BRIEF. Please copy the lines from the one containing "province-cell: 湖南省 xyxy=(61,463,152,496)" up to and including the one containing "value-d1: 16.58 xyxy=(152,397,269,430)", and reproduce only those.

## START RAW DATA

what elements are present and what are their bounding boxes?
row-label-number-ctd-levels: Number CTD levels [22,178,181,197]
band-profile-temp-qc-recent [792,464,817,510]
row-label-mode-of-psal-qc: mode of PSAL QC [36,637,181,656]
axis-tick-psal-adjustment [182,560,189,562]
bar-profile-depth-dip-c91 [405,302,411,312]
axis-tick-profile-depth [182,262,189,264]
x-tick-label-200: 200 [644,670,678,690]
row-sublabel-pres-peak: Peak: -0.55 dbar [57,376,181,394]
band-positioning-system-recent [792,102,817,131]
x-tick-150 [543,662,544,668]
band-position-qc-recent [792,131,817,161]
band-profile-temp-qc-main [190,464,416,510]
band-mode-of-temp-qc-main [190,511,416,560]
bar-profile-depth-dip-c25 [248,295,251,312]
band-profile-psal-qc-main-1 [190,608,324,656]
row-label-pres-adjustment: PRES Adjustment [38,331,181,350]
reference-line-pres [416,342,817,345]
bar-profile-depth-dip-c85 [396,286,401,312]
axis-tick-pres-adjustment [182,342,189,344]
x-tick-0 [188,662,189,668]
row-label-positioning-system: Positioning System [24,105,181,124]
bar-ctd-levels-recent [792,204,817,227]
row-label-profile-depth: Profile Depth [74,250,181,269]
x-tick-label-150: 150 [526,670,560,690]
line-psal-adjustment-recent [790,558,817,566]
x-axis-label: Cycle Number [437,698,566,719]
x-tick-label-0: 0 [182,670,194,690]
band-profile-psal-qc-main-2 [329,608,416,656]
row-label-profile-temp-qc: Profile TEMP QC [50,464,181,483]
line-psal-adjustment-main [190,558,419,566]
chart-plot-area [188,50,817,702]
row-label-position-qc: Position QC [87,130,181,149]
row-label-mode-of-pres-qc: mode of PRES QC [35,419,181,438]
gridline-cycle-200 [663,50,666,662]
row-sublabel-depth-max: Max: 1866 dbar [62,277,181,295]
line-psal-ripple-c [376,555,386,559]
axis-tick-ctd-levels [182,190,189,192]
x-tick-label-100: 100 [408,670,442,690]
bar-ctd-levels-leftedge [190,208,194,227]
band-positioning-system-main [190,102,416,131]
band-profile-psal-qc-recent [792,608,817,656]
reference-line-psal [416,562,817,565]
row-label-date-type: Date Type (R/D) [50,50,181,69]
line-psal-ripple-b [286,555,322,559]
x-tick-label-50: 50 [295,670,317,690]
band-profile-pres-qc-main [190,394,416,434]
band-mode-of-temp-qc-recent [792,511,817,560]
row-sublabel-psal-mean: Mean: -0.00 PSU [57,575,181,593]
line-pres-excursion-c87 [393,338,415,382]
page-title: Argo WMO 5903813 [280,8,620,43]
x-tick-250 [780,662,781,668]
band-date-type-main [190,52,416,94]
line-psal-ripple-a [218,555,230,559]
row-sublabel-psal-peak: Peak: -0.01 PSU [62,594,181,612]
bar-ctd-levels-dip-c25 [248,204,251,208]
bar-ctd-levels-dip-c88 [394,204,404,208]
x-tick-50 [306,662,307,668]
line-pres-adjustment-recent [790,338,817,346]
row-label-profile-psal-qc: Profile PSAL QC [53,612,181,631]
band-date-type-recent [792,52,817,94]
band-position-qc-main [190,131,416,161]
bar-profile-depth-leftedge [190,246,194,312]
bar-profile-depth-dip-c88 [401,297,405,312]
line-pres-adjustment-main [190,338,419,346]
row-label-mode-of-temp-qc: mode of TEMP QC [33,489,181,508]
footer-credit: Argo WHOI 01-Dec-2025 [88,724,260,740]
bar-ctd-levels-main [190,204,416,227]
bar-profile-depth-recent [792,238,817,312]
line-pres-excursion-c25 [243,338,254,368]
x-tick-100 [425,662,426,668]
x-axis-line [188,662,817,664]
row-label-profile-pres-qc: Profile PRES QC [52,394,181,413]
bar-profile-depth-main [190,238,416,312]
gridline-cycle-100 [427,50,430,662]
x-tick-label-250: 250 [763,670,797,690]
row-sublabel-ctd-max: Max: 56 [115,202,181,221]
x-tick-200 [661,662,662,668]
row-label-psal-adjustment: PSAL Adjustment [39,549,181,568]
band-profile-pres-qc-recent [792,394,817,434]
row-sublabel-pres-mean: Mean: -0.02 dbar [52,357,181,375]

## END RAW DATA
## START RAW DATA

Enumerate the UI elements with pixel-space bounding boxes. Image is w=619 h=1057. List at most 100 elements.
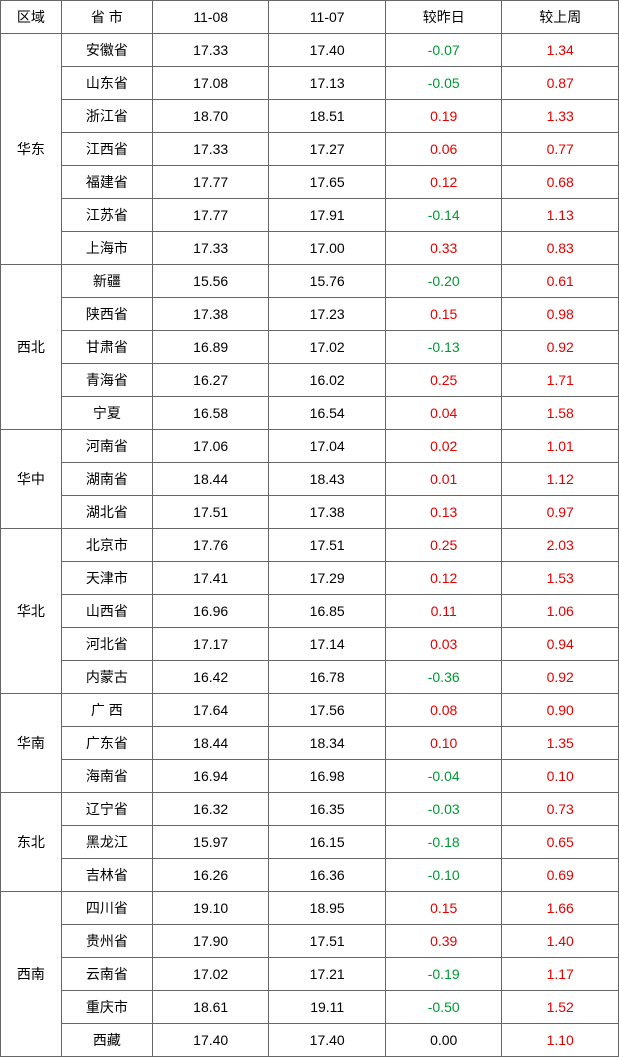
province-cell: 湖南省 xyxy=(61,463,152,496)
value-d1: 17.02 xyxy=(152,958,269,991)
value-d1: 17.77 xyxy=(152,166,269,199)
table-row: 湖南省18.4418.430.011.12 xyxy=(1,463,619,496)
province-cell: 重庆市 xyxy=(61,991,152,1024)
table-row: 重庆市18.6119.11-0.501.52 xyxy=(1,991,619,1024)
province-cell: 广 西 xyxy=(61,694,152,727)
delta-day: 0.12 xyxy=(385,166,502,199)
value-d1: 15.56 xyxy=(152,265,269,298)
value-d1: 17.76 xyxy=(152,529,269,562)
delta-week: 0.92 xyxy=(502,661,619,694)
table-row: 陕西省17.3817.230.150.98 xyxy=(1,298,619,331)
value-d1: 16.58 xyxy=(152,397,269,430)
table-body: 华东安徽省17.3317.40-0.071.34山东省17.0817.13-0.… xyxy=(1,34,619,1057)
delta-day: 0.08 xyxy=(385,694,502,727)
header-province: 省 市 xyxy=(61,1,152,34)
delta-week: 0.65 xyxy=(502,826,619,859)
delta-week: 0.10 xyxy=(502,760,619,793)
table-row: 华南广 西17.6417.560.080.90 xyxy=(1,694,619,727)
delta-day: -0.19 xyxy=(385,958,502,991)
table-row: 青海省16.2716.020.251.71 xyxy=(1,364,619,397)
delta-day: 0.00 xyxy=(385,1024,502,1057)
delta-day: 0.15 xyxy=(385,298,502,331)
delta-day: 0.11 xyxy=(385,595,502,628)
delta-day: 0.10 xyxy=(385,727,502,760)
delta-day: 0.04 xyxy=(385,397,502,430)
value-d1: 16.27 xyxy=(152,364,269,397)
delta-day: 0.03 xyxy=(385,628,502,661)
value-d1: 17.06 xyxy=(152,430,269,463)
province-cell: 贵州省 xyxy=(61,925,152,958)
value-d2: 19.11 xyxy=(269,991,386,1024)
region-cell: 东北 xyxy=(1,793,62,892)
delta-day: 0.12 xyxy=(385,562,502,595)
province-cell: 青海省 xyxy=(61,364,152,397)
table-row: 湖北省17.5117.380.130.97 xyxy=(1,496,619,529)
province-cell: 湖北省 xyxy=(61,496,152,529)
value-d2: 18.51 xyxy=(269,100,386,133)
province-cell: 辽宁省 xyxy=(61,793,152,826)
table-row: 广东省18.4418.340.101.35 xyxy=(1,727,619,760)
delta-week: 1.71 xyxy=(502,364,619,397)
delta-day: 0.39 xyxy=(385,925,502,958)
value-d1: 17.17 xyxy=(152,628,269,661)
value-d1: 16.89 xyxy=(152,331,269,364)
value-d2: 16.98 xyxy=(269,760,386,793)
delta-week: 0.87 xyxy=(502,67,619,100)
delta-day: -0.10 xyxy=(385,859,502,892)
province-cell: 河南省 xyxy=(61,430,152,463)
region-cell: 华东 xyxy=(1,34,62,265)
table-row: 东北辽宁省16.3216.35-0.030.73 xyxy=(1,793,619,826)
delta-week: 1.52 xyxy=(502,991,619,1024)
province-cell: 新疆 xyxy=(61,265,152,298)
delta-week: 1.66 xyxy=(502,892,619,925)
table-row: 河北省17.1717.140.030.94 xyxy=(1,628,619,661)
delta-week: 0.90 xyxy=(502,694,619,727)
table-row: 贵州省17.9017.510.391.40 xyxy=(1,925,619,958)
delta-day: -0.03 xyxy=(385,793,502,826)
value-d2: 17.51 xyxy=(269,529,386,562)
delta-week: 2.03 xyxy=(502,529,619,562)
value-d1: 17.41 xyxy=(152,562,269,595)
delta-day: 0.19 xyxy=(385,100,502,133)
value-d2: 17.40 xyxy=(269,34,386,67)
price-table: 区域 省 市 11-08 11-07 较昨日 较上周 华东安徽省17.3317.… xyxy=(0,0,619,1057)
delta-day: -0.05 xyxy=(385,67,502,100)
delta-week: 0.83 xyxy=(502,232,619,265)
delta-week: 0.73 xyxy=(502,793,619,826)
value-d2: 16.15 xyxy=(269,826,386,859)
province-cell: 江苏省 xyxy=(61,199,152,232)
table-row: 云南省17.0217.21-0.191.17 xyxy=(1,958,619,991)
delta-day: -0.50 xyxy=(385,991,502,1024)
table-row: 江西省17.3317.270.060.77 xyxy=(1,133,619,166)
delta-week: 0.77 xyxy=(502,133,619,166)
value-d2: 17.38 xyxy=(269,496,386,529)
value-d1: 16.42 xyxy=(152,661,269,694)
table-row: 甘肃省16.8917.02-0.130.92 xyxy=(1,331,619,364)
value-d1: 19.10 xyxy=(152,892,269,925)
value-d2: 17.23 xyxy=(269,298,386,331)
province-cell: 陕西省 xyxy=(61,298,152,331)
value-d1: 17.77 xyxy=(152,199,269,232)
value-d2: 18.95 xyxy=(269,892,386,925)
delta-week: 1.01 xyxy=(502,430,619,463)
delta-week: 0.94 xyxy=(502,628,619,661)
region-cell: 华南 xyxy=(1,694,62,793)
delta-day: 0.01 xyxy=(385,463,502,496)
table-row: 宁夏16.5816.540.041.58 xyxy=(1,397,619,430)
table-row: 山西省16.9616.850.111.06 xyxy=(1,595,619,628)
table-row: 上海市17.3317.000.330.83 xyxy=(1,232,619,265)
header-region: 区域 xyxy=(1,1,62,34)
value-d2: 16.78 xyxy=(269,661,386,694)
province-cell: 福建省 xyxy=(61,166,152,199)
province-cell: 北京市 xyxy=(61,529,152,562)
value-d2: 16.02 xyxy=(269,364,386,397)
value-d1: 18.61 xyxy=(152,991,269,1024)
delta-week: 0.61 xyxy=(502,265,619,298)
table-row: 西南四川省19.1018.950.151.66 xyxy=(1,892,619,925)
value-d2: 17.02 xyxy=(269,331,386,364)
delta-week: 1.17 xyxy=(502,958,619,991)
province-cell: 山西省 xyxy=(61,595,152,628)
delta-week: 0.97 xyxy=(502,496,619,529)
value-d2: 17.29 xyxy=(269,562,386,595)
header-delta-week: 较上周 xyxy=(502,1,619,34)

## END RAW DATA

RESULT FOR THIS EXERCISE.
province-cell: 湖南省 xyxy=(61,463,152,496)
value-d1: 17.02 xyxy=(152,958,269,991)
value-d1: 17.77 xyxy=(152,166,269,199)
table-row: 湖南省18.4418.430.011.12 xyxy=(1,463,619,496)
province-cell: 重庆市 xyxy=(61,991,152,1024)
table-row: 重庆市18.6119.11-0.501.52 xyxy=(1,991,619,1024)
province-cell: 广 西 xyxy=(61,694,152,727)
delta-day: 0.12 xyxy=(385,166,502,199)
value-d1: 15.56 xyxy=(152,265,269,298)
value-d1: 17.76 xyxy=(152,529,269,562)
delta-week: 0.92 xyxy=(502,661,619,694)
table-row: 陕西省17.3817.230.150.98 xyxy=(1,298,619,331)
value-d1: 16.58 xyxy=(152,397,269,430)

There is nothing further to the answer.